Reproduce the material from the line containing "Patent image size: (854, 342)." up to and including the line containing "The top surface 24 is at (478, 127).", renaming "exemplary" to "illustrative" and keeping everything else unchanged.

—————

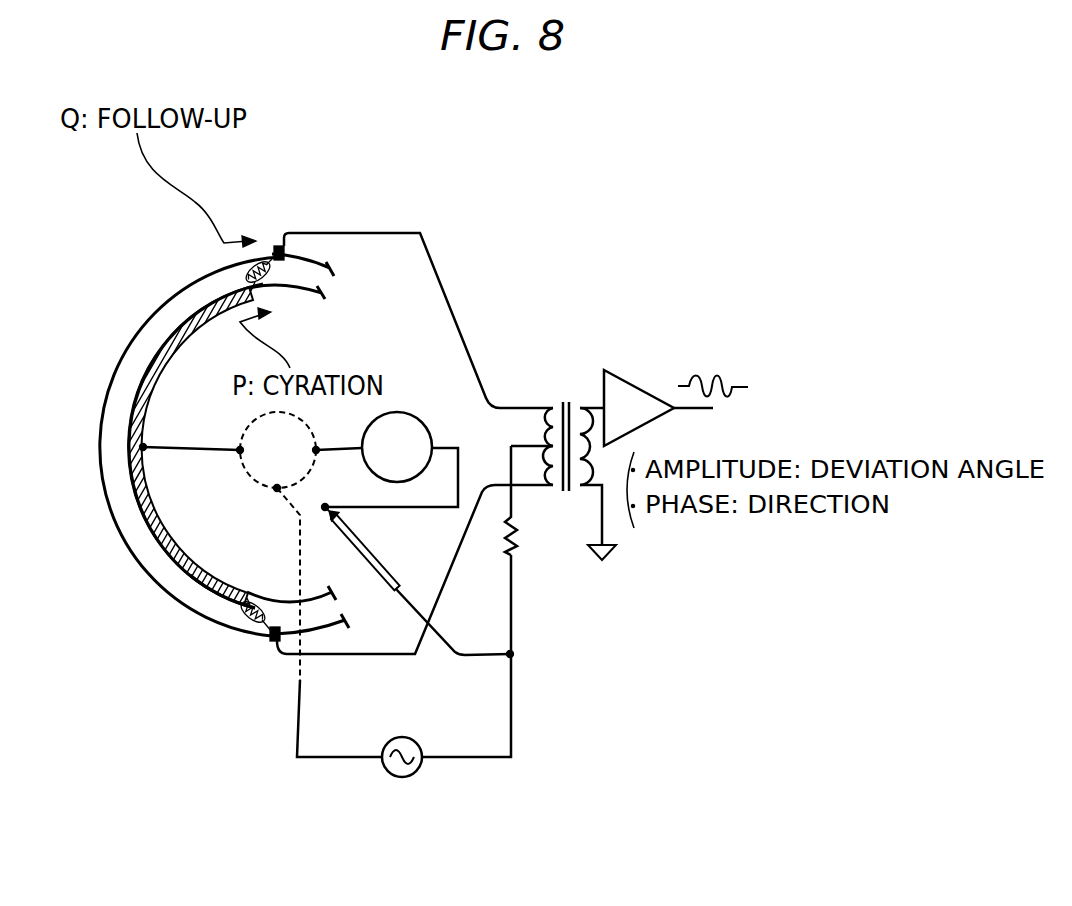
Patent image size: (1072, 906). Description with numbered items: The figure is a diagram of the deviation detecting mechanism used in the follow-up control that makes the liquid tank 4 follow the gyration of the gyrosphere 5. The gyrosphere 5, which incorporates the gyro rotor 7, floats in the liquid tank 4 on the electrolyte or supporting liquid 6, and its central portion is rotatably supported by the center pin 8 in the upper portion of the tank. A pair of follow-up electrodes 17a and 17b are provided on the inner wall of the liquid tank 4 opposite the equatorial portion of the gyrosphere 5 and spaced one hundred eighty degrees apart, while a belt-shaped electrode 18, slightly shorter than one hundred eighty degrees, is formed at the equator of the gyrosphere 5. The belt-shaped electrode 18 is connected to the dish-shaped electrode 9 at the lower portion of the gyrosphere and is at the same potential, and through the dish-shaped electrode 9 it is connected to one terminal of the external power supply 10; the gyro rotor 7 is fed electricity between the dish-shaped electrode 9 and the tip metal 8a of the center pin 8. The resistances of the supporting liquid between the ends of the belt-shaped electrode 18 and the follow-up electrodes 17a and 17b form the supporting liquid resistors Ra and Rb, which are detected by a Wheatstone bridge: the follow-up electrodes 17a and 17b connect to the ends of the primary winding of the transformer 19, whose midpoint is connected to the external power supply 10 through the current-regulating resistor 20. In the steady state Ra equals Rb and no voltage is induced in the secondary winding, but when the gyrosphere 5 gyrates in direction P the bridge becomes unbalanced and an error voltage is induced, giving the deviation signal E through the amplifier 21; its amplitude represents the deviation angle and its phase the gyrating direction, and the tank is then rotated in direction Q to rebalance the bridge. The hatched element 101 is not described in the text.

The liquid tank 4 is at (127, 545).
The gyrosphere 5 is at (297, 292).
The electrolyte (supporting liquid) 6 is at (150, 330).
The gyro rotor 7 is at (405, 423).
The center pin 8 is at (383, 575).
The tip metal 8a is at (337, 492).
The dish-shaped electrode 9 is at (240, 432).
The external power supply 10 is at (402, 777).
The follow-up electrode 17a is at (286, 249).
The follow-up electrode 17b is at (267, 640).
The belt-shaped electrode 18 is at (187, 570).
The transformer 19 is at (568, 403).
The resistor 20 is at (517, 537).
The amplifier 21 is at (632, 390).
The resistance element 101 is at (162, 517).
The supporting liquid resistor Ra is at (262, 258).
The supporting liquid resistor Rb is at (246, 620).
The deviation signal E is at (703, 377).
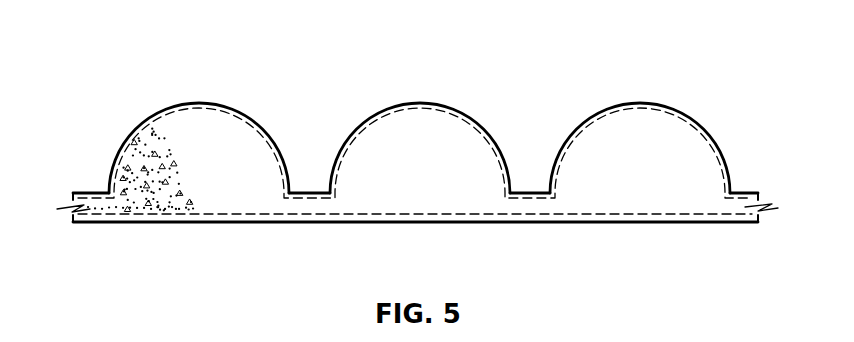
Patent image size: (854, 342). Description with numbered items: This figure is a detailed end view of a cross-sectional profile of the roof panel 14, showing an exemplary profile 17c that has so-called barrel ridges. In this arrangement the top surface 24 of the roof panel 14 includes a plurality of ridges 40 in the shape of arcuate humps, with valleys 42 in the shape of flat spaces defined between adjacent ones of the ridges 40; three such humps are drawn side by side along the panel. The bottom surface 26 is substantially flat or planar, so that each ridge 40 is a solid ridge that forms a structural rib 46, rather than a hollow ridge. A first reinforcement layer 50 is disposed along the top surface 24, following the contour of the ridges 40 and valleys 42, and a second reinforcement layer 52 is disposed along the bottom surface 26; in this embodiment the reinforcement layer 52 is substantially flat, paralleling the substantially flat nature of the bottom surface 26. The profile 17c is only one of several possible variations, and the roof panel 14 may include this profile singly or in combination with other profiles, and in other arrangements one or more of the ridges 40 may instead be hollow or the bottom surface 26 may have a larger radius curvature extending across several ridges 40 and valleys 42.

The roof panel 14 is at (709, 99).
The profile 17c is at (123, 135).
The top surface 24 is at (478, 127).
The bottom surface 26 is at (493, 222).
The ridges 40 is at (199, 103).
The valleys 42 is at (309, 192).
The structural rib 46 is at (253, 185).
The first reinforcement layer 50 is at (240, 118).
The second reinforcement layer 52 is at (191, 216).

—————

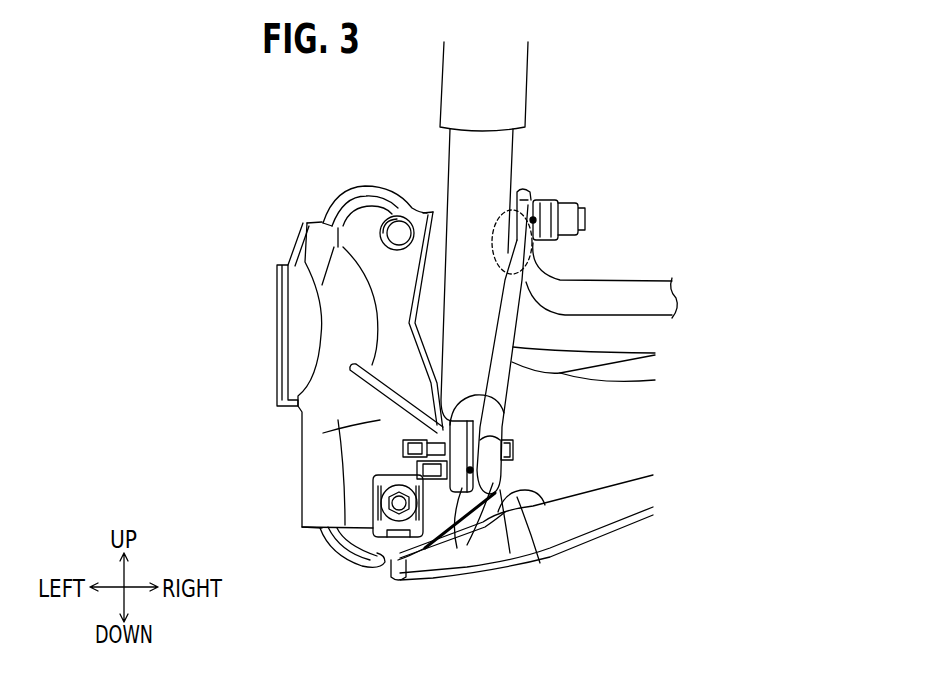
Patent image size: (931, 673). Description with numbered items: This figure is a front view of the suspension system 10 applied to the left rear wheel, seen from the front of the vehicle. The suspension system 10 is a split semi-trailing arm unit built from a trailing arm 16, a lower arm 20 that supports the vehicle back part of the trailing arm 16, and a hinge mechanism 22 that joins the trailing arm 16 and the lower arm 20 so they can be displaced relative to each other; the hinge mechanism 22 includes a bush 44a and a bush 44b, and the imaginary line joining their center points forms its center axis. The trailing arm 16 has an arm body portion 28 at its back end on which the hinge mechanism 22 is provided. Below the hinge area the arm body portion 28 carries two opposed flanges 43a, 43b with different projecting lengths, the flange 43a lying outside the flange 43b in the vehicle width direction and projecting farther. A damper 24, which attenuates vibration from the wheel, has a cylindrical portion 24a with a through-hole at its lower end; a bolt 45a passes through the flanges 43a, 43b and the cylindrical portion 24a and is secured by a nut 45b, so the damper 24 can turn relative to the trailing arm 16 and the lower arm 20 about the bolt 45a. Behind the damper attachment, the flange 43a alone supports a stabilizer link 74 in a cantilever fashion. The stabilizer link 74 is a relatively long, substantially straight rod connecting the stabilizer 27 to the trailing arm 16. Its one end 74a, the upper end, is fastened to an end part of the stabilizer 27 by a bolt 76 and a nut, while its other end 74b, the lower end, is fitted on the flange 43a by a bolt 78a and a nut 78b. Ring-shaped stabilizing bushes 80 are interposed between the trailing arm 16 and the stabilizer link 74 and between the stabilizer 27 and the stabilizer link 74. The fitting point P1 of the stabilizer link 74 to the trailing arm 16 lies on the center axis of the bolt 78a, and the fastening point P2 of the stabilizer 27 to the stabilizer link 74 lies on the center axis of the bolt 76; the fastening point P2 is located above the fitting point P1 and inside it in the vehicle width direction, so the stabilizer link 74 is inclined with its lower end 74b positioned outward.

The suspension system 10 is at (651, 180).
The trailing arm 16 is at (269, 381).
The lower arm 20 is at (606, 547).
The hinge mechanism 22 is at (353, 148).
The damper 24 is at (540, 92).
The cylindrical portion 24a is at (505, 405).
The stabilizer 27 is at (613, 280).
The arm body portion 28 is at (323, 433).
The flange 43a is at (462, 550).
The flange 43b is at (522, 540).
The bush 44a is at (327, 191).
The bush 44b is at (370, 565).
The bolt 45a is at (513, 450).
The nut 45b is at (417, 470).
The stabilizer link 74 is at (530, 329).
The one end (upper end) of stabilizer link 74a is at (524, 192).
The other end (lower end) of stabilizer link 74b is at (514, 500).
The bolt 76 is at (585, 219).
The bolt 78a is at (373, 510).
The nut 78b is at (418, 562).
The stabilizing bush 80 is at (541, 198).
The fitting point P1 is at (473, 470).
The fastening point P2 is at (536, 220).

—————

Complete answer:
Patent image size: (854, 342). Description with numbered items: This figure is a detailed end view of a cross-sectional profile of the roof panel 14, showing an illustrative profile 17c that has so-called barrel ridges. In this arrangement the top surface 24 of the roof panel 14 includes a plurality of ridges 40 in the shape of arcuate humps, with valleys 42 in the shape of flat spaces defined between adjacent ones of the ridges 40; three such humps are drawn side by side along the panel. The bottom surface 26 is substantially flat or planar, so that each ridge 40 is a solid ridge that forms a structural rib 46, rather than a hollow ridge. A first reinforcement layer 50 is disposed along the top surface 24, following the contour of the ridges 40 and valleys 42, and a second reinforcement layer 52 is disposed along the bottom surface 26; in this embodiment the reinforcement layer 52 is substantially flat, paralleling the substantially flat nature of the bottom surface 26. The profile 17c is only one of several possible variations, and the roof panel 14 may include this profile singly or in combination with other profiles, and in other arrangements one or more of the ridges 40 may instead be hollow or the bottom surface 26 may have a larger radius curvature extending across several ridges 40 and valleys 42.

The roof panel 14 is at (709, 99).
The profile 17c is at (123, 135).
The top surface 24 is at (478, 127).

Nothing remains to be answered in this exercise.